**What is asked**:
Return every line below as is, leaving out the pictures.

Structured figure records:
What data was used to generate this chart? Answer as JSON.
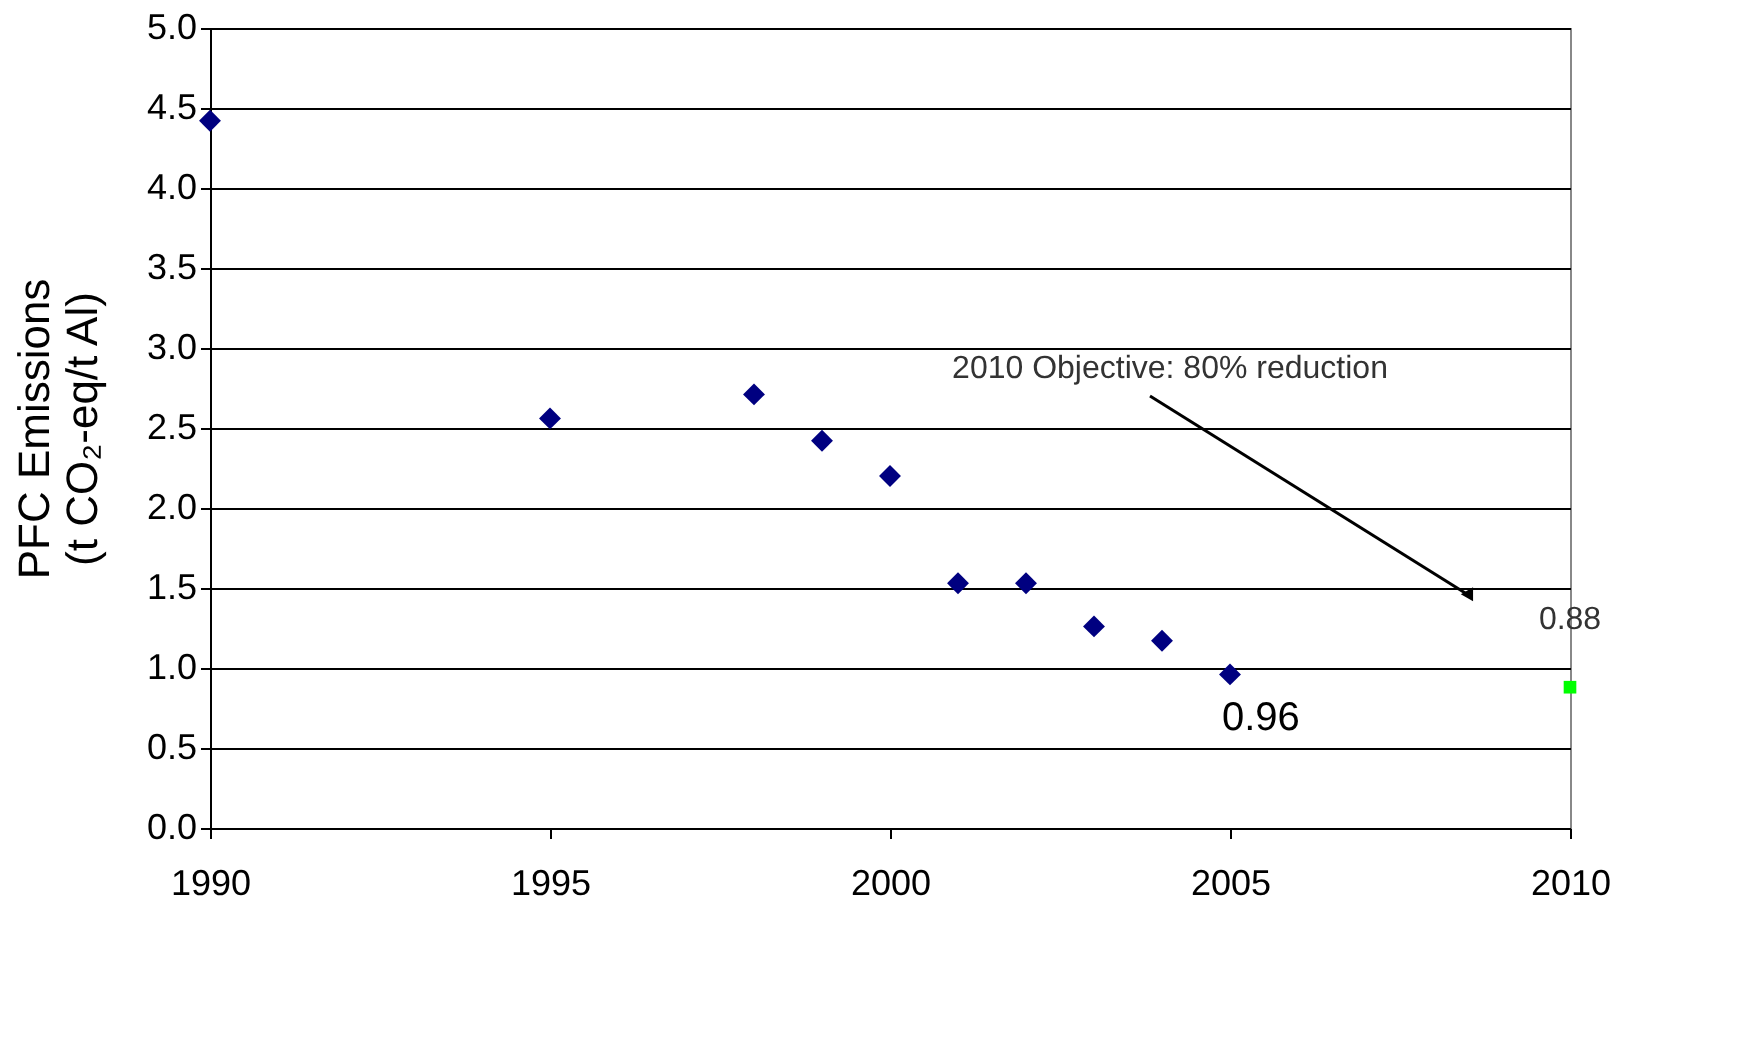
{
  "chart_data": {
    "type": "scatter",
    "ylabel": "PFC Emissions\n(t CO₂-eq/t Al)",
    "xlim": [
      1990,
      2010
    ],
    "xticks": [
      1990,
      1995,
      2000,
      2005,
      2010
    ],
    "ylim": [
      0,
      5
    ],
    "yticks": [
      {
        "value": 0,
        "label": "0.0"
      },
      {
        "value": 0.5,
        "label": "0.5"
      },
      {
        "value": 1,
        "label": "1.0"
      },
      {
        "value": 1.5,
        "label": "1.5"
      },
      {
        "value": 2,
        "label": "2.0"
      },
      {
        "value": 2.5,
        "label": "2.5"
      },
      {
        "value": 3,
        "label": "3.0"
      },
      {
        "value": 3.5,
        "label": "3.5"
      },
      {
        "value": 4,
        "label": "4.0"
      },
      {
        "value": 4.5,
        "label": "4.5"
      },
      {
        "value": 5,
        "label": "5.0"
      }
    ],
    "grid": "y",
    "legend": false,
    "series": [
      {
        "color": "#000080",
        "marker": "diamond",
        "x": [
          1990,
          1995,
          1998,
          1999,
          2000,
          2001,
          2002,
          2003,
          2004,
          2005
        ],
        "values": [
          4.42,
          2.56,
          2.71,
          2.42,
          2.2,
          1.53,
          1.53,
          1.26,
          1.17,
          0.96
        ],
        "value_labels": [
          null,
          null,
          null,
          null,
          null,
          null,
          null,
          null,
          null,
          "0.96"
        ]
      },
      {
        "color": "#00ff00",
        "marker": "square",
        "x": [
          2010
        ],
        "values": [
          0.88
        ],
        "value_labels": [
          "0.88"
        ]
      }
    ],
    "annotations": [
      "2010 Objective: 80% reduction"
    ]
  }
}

**Response for this exercise**:
What data was used to generate this chart? Answer as JSON.
{
  "chart_data": {
    "type": "scatter",
    "ylabel": "PFC Emissions\n(t CO₂-eq/t Al)",
    "xlim": [
      1990,
      2010
    ],
    "xticks": [
      1990,
      1995,
      2000,
      2005,
      2010
    ],
    "ylim": [
      0,
      5
    ],
    "yticks": [
      {
        "value": 0,
        "label": "0.0"
      },
      {
        "value": 0.5,
        "label": "0.5"
      },
      {
        "value": 1,
        "label": "1.0"
      },
      {
        "value": 1.5,
        "label": "1.5"
      },
      {
        "value": 2,
        "label": "2.0"
      },
      {
        "value": 2.5,
        "label": "2.5"
      },
      {
        "value": 3,
        "label": "3.0"
      },
      {
        "value": 3.5,
        "label": "3.5"
      },
      {
        "value": 4,
        "label": "4.0"
      },
      {
        "value": 4.5,
        "label": "4.5"
      },
      {
        "value": 5,
        "label": "5.0"
      }
    ],
    "grid": "y",
    "legend": false,
    "series": [
      {
        "color": "#000080",
        "marker": "diamond",
        "x": [
          1990,
          1995,
          1998,
          1999,
          2000,
          2001,
          2002,
          2003,
          2004,
          2005
        ],
        "values": [
          4.42,
          2.56,
          2.71,
          2.42,
          2.2,
          1.53,
          1.53,
          1.26,
          1.17,
          0.96
        ],
        "value_labels": [
          null,
          null,
          null,
          null,
          null,
          null,
          null,
          null,
          null,
          "0.96"
        ]
      },
      {
        "color": "#00ff00",
        "marker": "square",
        "x": [
          2010
        ],
        "values": [
          0.88
        ],
        "value_labels": [
          "0.88"
        ]
      }
    ],
    "annotations": [
      "2010 Objective: 80% reduction"
    ]
  }
}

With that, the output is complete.